▸ **Stored records**:
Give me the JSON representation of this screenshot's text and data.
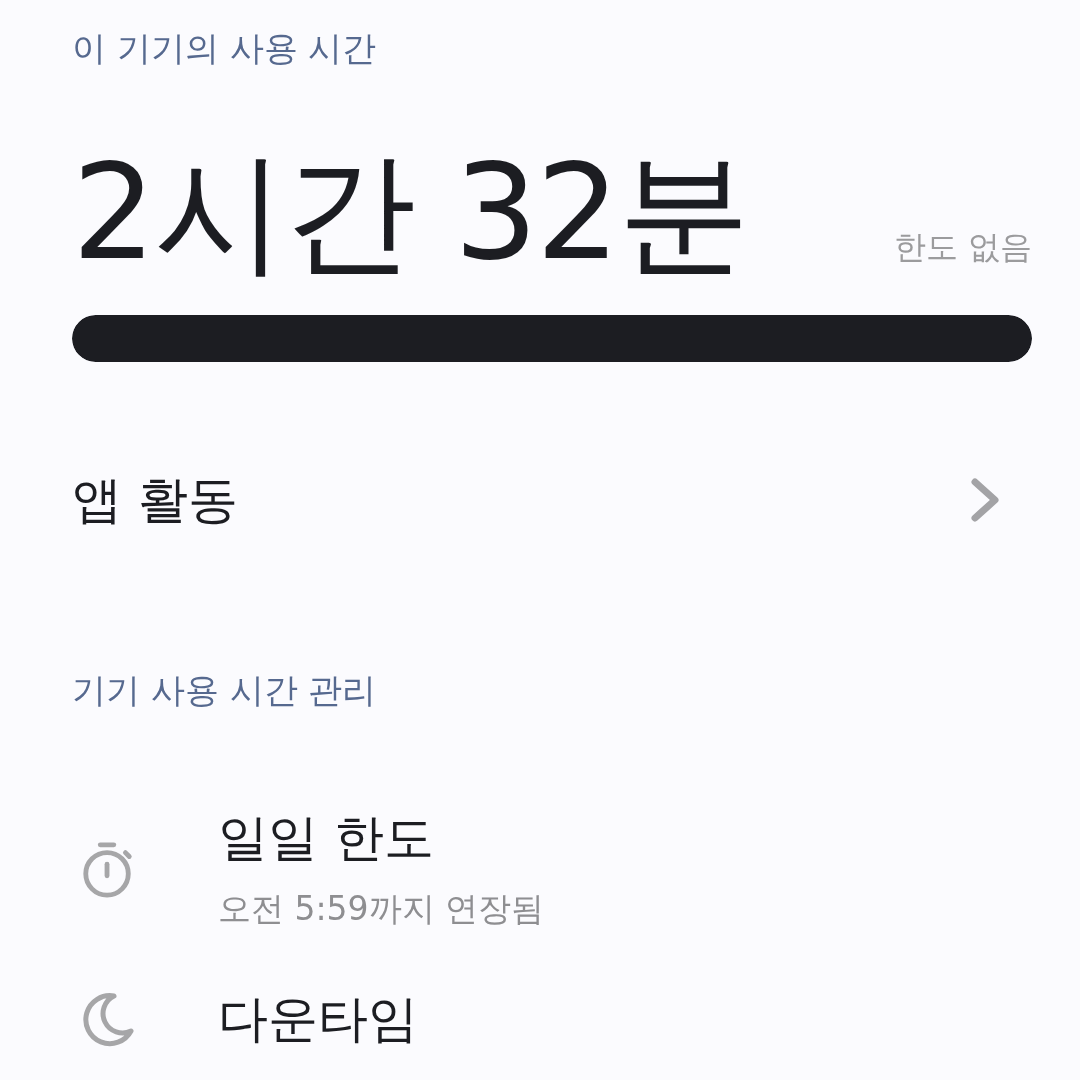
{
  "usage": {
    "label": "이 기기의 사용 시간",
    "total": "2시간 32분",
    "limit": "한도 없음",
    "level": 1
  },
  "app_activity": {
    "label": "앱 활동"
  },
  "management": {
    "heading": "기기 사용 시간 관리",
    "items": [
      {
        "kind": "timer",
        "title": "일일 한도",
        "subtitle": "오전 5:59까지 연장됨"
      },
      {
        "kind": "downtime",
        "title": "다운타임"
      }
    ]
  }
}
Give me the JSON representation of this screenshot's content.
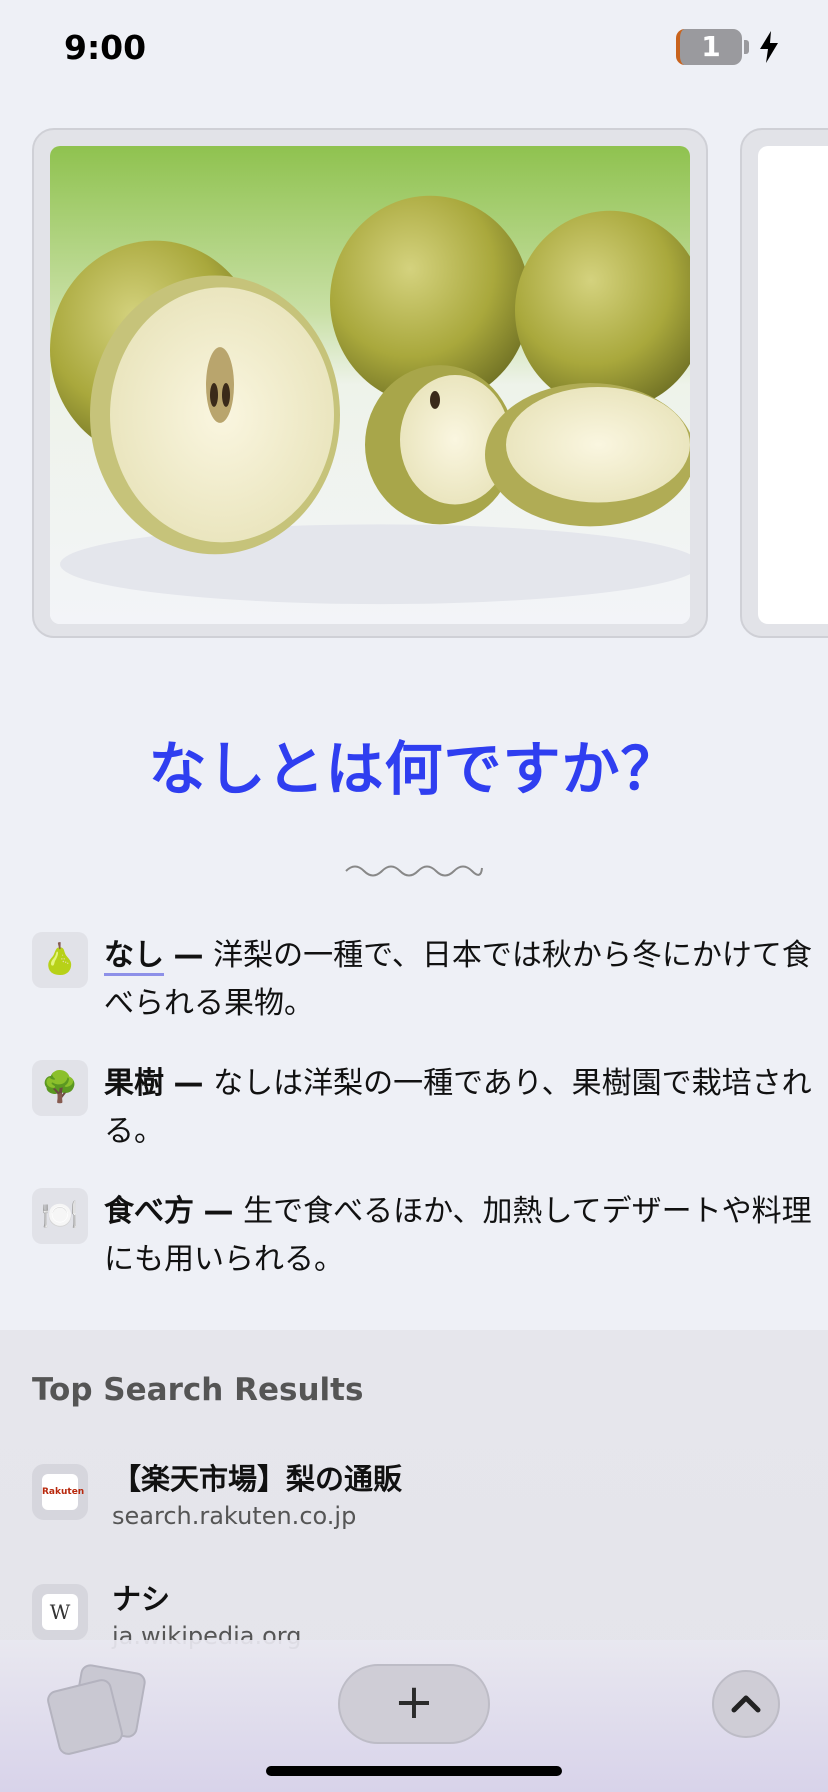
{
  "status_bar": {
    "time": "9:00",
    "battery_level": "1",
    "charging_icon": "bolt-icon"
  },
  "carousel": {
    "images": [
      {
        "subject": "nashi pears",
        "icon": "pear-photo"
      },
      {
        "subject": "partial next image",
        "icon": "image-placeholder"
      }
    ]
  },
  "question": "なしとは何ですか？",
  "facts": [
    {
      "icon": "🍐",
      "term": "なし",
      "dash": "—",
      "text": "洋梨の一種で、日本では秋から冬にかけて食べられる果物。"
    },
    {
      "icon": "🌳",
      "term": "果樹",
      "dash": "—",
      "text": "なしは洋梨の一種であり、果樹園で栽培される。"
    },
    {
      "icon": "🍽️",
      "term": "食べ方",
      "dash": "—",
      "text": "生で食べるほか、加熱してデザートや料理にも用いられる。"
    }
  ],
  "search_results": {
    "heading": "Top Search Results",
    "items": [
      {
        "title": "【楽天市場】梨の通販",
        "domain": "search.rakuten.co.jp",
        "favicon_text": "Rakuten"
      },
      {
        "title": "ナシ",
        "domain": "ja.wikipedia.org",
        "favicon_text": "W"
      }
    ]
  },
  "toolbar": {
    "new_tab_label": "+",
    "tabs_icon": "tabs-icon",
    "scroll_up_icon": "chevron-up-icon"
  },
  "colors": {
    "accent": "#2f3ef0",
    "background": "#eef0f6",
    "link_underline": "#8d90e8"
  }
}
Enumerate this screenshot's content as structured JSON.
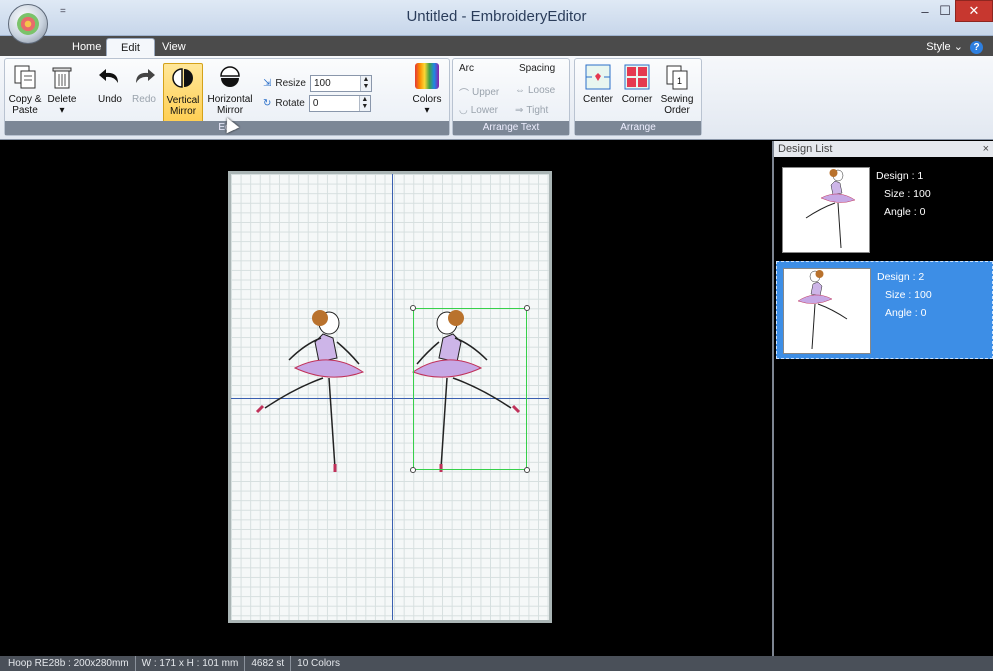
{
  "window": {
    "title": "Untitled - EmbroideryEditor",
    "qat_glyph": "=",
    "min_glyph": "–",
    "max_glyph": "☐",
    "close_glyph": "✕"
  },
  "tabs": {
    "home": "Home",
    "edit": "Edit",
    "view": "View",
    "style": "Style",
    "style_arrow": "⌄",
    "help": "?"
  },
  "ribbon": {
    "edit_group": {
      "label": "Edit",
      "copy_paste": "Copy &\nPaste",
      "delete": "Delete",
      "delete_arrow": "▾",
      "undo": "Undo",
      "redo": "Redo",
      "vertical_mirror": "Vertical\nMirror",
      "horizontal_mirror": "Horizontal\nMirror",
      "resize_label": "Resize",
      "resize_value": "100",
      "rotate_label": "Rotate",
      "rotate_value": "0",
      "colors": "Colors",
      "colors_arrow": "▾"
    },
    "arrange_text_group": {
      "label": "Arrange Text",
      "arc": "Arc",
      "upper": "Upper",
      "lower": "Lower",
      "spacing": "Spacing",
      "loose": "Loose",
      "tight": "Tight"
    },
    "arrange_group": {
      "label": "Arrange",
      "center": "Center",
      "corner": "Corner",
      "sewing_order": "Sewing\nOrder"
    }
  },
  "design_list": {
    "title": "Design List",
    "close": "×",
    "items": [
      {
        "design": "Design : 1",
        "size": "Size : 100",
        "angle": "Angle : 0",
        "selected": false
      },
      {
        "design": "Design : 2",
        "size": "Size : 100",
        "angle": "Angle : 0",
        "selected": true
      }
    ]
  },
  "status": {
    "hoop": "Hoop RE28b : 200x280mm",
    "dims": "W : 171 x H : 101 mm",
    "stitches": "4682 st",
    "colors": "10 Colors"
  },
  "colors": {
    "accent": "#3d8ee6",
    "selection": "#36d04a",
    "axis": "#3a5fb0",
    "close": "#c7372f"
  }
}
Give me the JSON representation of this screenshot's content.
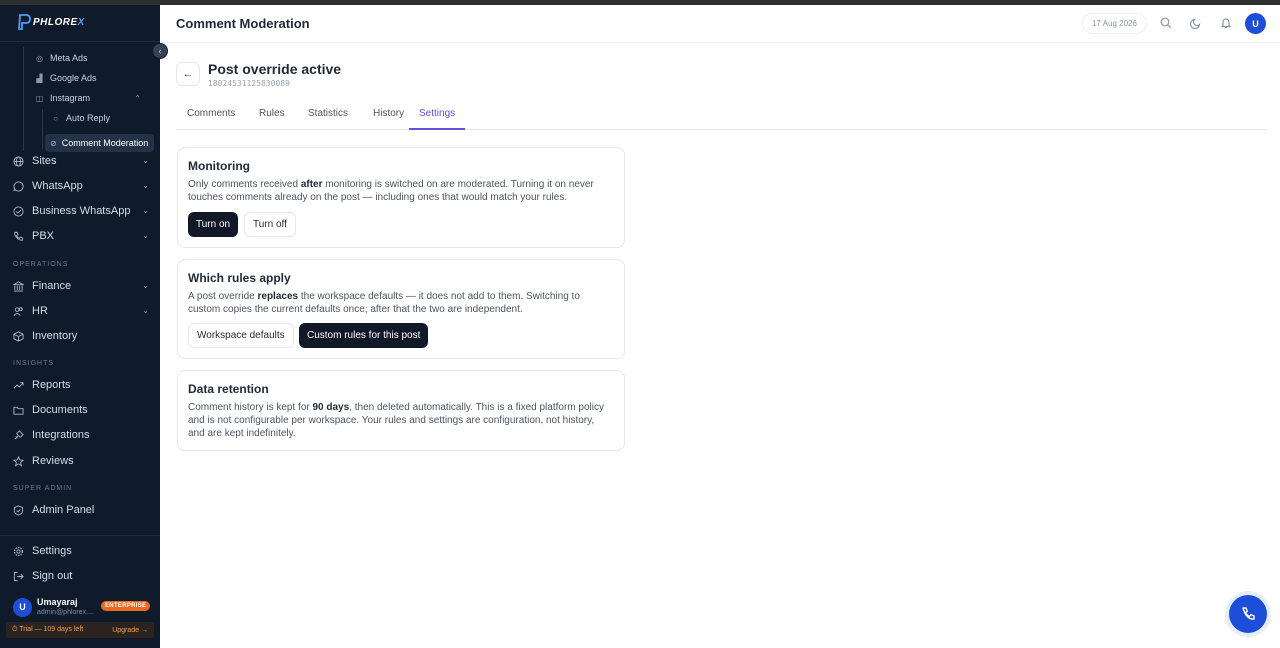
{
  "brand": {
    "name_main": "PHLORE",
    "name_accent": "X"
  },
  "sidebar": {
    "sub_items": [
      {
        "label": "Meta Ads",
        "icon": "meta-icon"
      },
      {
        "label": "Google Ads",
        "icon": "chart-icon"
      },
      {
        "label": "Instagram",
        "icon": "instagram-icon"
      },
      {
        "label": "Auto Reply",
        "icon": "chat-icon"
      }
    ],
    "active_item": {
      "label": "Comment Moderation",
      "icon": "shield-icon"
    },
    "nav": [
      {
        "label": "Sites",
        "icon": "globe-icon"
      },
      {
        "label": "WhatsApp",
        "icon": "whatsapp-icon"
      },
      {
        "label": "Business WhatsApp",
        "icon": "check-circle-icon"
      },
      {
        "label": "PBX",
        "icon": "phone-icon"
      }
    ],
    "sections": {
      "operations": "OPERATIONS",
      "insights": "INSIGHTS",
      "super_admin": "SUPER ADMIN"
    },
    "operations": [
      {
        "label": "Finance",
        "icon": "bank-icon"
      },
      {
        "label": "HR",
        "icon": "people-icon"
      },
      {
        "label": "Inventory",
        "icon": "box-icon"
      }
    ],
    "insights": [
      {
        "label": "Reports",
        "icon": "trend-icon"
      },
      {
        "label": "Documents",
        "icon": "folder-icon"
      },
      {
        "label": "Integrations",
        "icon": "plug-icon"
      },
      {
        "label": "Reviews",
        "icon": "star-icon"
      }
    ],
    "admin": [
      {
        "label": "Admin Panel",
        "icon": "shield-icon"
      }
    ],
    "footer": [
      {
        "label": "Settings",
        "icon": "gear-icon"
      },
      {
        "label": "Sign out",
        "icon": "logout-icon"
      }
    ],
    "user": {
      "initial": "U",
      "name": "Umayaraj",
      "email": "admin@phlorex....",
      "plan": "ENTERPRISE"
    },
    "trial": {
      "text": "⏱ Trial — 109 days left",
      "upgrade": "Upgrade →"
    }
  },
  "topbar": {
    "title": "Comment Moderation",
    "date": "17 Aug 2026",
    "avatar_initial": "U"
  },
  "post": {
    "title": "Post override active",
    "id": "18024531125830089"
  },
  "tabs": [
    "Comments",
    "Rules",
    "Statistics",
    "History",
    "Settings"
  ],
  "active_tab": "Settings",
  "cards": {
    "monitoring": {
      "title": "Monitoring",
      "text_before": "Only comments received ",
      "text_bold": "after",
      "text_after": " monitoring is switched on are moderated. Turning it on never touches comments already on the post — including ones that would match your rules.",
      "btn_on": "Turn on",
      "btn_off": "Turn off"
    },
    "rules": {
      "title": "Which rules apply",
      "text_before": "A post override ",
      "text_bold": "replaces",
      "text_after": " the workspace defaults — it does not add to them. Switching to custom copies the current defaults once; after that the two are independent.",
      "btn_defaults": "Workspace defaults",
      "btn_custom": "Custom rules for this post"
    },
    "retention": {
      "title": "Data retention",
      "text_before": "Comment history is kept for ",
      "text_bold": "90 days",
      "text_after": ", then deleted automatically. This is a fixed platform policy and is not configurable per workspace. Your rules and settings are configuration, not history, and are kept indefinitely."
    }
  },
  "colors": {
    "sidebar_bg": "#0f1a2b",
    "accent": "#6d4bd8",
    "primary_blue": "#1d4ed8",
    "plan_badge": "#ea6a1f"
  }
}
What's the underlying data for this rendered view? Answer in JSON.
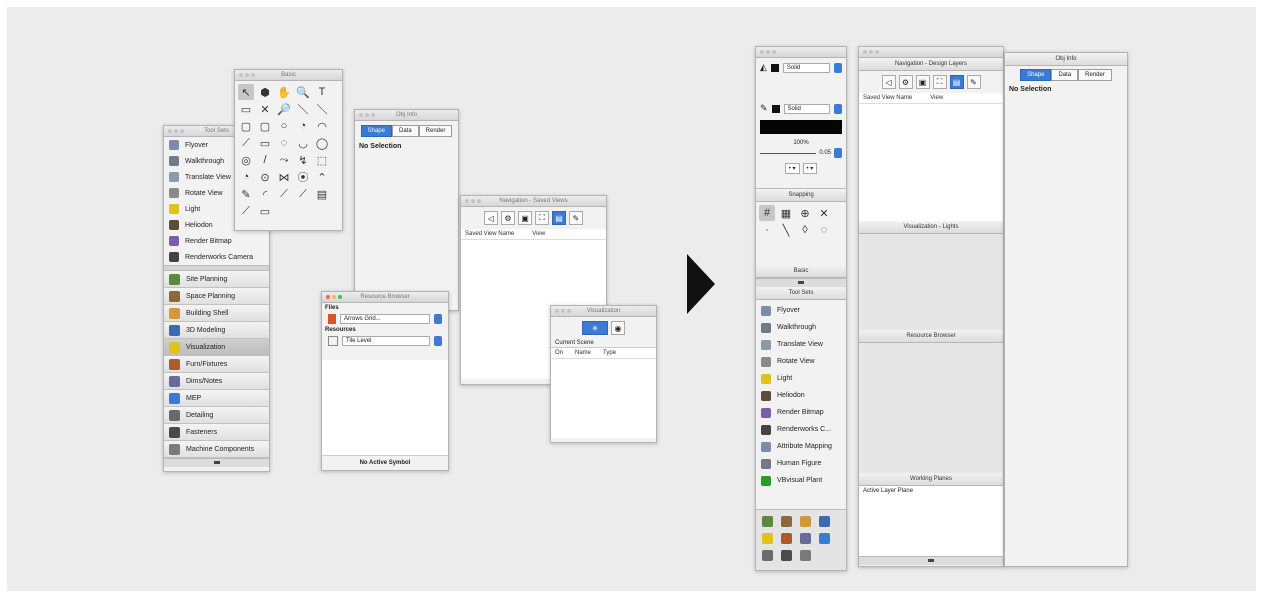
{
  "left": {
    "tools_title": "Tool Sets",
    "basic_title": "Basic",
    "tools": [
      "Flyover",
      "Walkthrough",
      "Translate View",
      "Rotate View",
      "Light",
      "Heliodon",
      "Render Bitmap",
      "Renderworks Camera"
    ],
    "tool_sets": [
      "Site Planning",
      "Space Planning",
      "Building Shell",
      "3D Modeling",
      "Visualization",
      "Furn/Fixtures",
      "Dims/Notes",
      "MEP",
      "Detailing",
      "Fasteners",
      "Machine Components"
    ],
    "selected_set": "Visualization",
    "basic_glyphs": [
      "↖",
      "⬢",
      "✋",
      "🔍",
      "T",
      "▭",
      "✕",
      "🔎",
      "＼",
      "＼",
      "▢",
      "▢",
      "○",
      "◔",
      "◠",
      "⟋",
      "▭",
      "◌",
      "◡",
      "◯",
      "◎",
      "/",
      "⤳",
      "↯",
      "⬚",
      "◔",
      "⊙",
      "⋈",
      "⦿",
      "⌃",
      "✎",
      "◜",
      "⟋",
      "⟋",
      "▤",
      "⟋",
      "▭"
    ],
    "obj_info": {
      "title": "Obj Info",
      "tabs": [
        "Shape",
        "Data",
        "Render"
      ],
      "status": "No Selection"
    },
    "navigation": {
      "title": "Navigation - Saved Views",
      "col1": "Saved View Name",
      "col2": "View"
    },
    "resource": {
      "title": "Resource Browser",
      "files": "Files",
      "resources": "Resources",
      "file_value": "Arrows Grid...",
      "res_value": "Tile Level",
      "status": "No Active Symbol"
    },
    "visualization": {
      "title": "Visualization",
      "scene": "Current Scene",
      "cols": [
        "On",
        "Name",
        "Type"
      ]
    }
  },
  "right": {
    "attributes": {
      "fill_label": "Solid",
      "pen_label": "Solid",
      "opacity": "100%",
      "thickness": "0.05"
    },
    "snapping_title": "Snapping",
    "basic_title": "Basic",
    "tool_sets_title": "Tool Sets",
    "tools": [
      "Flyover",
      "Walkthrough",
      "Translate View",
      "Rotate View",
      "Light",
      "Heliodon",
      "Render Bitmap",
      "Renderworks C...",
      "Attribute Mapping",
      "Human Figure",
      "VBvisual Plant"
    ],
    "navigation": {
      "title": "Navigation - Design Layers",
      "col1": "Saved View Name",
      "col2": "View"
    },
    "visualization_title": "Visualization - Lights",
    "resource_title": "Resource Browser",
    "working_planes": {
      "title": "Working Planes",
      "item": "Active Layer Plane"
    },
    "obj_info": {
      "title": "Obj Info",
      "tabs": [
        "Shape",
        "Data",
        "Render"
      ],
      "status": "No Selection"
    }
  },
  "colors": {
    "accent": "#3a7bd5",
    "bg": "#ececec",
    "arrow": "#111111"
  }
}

▸ **What the task asks**:
Extract each line holding the word "nMirror" from the records.

▸ **Task answer**:
      "vertical_mirror": "Vertical\nMirror",
      "horizontal_mirror": "Horizontal\nMirror",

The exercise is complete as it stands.